==== EXTRAIT ====

Le Temps

WAVY GRAVY, LA NOSTALGIE DU FUTUR

- S.G.

Il fut un des activistes phares du mouvement anti-guerre du Vietnam; en 1969, il était sur la scène du festival de Woodstock. Wavy Gravy, 82 ans, est une légende hippie

◗ Partir à la rencontre de Wavy Gravy, c’est toute une aventure. Lorsqu’on arrive devant sa maison de Berkeley, où on se rend en empruntant le Bay Bridge qui relie San Francisco à Oakland, un panneau nous indique qu’il faut passer par une porte dérobée, sur le côté. On pénètre alors dans un jardin plus anarchique que zen, entouré de quelques cabanes. Sur le porche de l’une d’entre elles, un homme nous salue. «Vous cherchez Wavy? Je vous laisse faire, c’est plus amusant. Bienvenue sur l’île au trésor…»

C’est finalement à l’étage de la maison principale qu’on retrouve le natif de New York. Il regarde la télévision. Il nous propose de sortir, non sans nous avoir montré les rondins de bois qu’il utilise pour des collages psychédéli­ques évoquant les grandes figures du rock. Wavy Gravy a 82 ans, et ce jour-là, il semble fatigué. Mais lui parler reste une expérience unique. Car il demeure sans nul doute le hippie le plus connu de l’histoire de la contre-culture.

====

* TÂCHE ASSIGNÉE 1
Reproduisez à l'identique, dans l'article sur Wavy Gravy, tout le passage allant de « C’est finalement à » jusqu'à « de la contre-culture. ».
* TÂCHE ASSIGNÉE 2
Poursuivez la rédaction de l'article sur Wavy Gravy à la suite de sa dernière phrase.
Les données ci-dessous ne sont pas nécessaires.

==== JEU DE DONNÉES ====

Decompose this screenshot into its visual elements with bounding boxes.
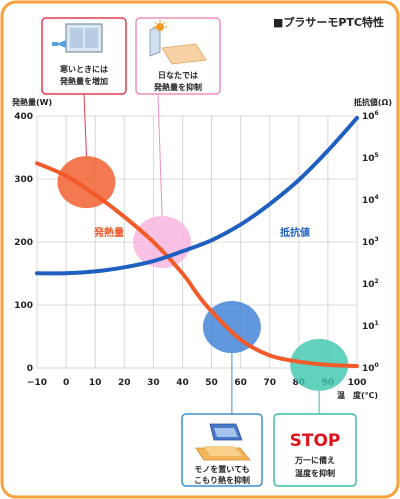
x-tick-label: 50 <box>205 378 218 388</box>
y-right-axis-label: 抵抗値(Ω) <box>354 97 392 107</box>
object-on-mat-icon <box>195 423 251 461</box>
callout-overtemp-line1: 万一に備え <box>294 455 335 465</box>
series-line-resist <box>35 115 359 276</box>
highlight-marker <box>202 301 261 354</box>
x-tick-label: 0 <box>63 378 69 388</box>
series-label-heat: 発熱量 <box>93 226 124 239</box>
x-tick-label: 30 <box>147 378 160 388</box>
sun-window-icon <box>149 20 207 65</box>
x-tick-label: 100 <box>348 378 367 388</box>
callout-object-line1: モノを置いても <box>194 464 249 474</box>
x-axis-label: 温 度(℃) <box>337 390 378 400</box>
callout-object-line2: こもり熱を抑制 <box>194 475 250 485</box>
x-tick-label: 70 <box>263 378 276 388</box>
x-tick-label: −10 <box>27 378 47 388</box>
y-right-tick-exponent: 5 <box>375 152 379 159</box>
y-left-tick-label: 200 <box>14 238 33 248</box>
x-tick-label: 20 <box>118 378 131 388</box>
window-icon <box>52 23 103 53</box>
y-left-tick-label: 100 <box>14 301 33 311</box>
x-tick-label: 60 <box>234 378 247 388</box>
y-right-tick-exponent: 1 <box>375 320 379 327</box>
callout-cold-line1: 寒いときには <box>59 64 108 74</box>
callout-cold-line2: 発熱量を増加 <box>59 76 108 86</box>
tick-labels: −100102030405060708090100010020030040010… <box>14 110 379 388</box>
callout-cold: 寒いときには 発熱量を増加 <box>41 17 127 95</box>
callout-overtemp-line2: 温度を抑制 <box>295 468 335 478</box>
stop-label: STOP <box>290 431 341 451</box>
y-left-tick-label: 400 <box>14 112 33 122</box>
y-left-tick-label: 0 <box>27 364 33 374</box>
x-tick-label: 40 <box>176 378 189 388</box>
series-line-heat <box>35 161 359 369</box>
y-right-tick-exponent: 4 <box>375 194 379 201</box>
y-right-tick-exponent: 0 <box>375 362 379 369</box>
callout-overtemp: STOP 万一に備え 温度を抑制 <box>273 413 357 487</box>
y-right-tick-exponent: 2 <box>375 278 379 285</box>
callout-sunny: 日なたでは 発熱量を抑制 <box>135 17 221 95</box>
leader-line-sunny <box>157 93 163 217</box>
callout-sunny-line2: 発熱量を抑制 <box>153 82 202 92</box>
x-tick-label: 10 <box>89 378 102 388</box>
callout-object: モノを置いても こもり熱を抑制 <box>181 413 263 487</box>
data-curves <box>35 115 359 369</box>
callout-leaders <box>83 93 320 414</box>
y-left-tick-label: 300 <box>14 175 33 185</box>
figure-title: ■プラサーモPTC特性 <box>273 15 384 29</box>
y-left-axis-label: 発熱量(W) <box>11 97 52 107</box>
leader-line-cold <box>83 93 87 157</box>
callout-sunny-line1: 日なたでは <box>158 70 198 80</box>
y-right-tick-exponent: 6 <box>375 110 379 117</box>
highlight-marker <box>57 156 116 209</box>
series-label-resist: 抵抗値 <box>280 226 310 239</box>
y-right-tick-exponent: 3 <box>375 236 379 243</box>
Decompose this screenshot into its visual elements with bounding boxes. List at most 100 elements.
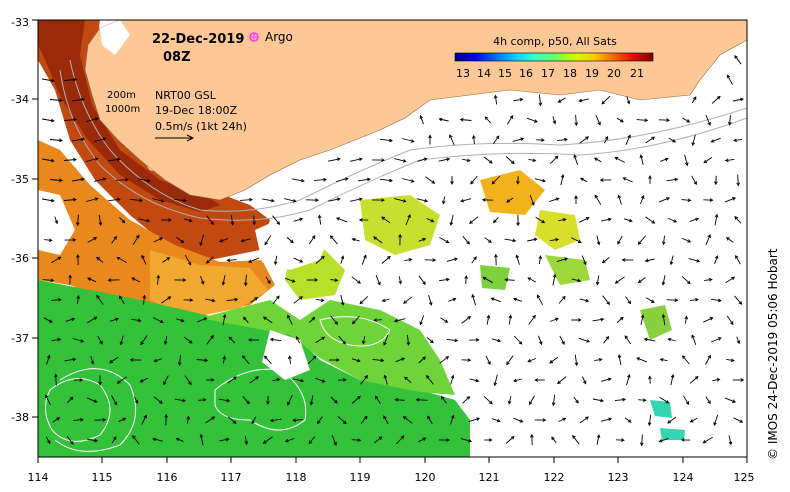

====

* RÉSULTAT FINAL 1
C’est finalement à l’étage de la maison principale qu’on retrouve le natif de New York. Il regarde la télévision. Il nous propose de sortir, non sans nous avoir montré les rondins de bois qu’il utilise pour des collages psychédéli­ques évoquant les grandes figures du rock. Wavy Gravy a 82 ans, et ce jour-là, il semble fatigué. Mais lui parler reste une expérience unique. Car il demeure sans nul doute le hippie le plus connu de l’histoire de la contre-culture.

* RÉSULTAT FINAL 2
BATTU PAR LA POLICE

Il ne se souvient plus précisémen­t de son arrivée en Californie, «ça devait être vers 1962», mais aime rappeler qu’à New York, il était un adolescent beatnik, lisant ses poèmes à Greenwich Village, où il fut un temps le colocatair­e d’un certain Bob Dylan. Arrivé à San Francisco, il s’est lié avec les hérauts de la beat generation, organisée autour de Lawrence Ferlinghet­ti et de sa librairie City Lights. «Jack Kerouac, Allen Ginsberg, Gregory Corso: j’étais plus jeune qu’eux, mais c’étaient de bons amis.» Lorsque, en 1967, débute le Summer of Love, Wavy Gravy s’appelle encore Hugh Romney. Là où d’autres s’intéressen­t essentiell­ement à la musique et au LSD, il est mû par une conscience politique et sociale. «Mon but était de stopper la guerre du Vietnam. Pendant un moment, je n’ai fait que ça, ce qui m’a valu d’être régulièrem­ent battu par la police», se souvient-il non sans fierté.

En août 1969, il assiste au Festival de Woodstock. Il n’est pas seulement spectateur, mais monte également sur scène, au nom de la Hog Farm, la communauté hippie qu’il a fondée quelques années auparavant. Tandis que Chip Monck introduit les artistes, il est chargé des annonces plus triviales, celles qui concernent l’infirmerie, les toilettes ou la nourriture. C’est deux semaines plus tard qu’il recevra son surnom. On lui demande de nous raconter cette histoire qu’il a déjà racontée mille fois, mais dont il ne se lasse pas.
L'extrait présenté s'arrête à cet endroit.